» AIM
Collect every line in the items below that contains the string "このアカウントについて". Case counts.

─── SOURCE DATA

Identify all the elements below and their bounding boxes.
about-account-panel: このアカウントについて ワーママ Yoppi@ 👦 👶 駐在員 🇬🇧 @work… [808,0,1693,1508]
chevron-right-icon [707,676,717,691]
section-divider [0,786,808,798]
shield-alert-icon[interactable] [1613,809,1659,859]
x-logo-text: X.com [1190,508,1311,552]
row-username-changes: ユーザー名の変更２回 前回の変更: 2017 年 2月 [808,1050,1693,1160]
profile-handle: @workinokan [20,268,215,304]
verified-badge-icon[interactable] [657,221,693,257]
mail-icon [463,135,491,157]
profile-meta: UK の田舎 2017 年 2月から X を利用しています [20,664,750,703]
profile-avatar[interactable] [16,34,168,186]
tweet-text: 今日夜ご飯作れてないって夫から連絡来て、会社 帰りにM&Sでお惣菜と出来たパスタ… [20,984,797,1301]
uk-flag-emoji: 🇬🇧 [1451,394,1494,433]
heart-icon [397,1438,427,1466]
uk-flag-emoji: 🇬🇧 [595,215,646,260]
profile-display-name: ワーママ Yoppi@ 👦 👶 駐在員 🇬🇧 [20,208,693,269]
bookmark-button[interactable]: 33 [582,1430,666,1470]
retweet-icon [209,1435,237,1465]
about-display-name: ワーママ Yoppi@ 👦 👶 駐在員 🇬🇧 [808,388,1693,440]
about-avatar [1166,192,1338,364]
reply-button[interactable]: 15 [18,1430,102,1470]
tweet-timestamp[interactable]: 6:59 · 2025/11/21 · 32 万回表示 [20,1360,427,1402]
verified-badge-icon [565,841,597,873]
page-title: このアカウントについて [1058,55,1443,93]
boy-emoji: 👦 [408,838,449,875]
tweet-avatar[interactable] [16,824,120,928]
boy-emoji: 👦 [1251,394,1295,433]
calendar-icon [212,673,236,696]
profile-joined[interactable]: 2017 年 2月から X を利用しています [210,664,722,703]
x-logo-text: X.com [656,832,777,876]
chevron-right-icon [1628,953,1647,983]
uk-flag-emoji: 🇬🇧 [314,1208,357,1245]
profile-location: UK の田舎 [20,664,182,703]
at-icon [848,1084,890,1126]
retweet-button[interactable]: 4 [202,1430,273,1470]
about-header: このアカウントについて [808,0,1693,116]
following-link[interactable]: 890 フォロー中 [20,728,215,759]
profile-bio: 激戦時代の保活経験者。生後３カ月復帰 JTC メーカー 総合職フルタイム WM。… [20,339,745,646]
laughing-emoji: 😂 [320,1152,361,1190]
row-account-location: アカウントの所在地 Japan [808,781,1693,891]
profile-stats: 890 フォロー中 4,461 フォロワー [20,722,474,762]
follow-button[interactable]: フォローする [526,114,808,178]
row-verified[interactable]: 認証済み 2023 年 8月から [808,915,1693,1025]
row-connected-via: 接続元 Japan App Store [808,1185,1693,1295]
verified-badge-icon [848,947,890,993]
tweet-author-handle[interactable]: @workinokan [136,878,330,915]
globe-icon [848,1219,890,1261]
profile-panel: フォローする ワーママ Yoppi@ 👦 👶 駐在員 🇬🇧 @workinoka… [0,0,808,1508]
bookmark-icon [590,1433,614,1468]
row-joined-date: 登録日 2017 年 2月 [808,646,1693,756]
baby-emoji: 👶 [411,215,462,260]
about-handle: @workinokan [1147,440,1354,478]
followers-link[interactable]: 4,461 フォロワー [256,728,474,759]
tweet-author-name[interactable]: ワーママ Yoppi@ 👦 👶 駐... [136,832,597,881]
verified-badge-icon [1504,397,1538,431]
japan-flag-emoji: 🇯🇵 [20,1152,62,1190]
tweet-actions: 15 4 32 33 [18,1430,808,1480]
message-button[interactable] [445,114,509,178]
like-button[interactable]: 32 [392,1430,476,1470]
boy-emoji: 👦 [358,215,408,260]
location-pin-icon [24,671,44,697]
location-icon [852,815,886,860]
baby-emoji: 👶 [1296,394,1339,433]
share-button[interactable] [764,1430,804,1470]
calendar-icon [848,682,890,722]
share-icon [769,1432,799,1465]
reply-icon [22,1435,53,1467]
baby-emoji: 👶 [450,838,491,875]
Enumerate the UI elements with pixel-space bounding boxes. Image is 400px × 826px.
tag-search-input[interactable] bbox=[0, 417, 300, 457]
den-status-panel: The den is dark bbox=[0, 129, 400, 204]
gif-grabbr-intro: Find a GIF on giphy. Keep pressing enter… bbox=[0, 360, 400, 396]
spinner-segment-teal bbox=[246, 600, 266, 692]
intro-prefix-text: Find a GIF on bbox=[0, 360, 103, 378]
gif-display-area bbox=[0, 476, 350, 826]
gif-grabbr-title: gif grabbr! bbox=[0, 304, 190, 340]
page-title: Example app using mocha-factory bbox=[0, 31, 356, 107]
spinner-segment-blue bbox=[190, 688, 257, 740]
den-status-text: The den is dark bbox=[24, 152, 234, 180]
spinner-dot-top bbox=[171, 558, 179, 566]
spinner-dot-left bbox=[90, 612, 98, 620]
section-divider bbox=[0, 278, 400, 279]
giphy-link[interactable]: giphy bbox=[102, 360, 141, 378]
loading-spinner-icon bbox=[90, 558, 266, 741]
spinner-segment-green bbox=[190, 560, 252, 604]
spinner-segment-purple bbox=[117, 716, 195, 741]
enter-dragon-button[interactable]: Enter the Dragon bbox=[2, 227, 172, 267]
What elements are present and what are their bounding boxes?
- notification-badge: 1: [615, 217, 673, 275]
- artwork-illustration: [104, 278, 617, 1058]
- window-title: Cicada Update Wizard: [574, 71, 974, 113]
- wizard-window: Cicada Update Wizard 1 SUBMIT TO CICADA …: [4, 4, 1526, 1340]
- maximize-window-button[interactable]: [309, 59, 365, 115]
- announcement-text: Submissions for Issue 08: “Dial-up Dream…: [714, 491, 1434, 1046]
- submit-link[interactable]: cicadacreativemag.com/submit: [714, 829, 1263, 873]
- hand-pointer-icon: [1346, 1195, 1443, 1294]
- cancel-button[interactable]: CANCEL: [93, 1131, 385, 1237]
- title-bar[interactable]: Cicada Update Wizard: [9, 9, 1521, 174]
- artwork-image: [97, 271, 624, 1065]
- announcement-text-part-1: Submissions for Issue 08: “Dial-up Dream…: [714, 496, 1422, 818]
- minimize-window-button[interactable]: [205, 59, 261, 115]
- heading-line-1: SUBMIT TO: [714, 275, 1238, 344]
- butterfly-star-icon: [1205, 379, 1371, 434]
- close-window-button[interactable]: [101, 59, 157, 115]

──────

» TASK RESULT
about-account-panel: このアカウントについて ワーママ Yoppi@ 👦 👶 駐在員 🇬🇧 @work… [808,0,1693,1508]
page-title: このアカウントについて [1058,55,1443,93]
about-header: このアカウントについて [808,0,1693,116]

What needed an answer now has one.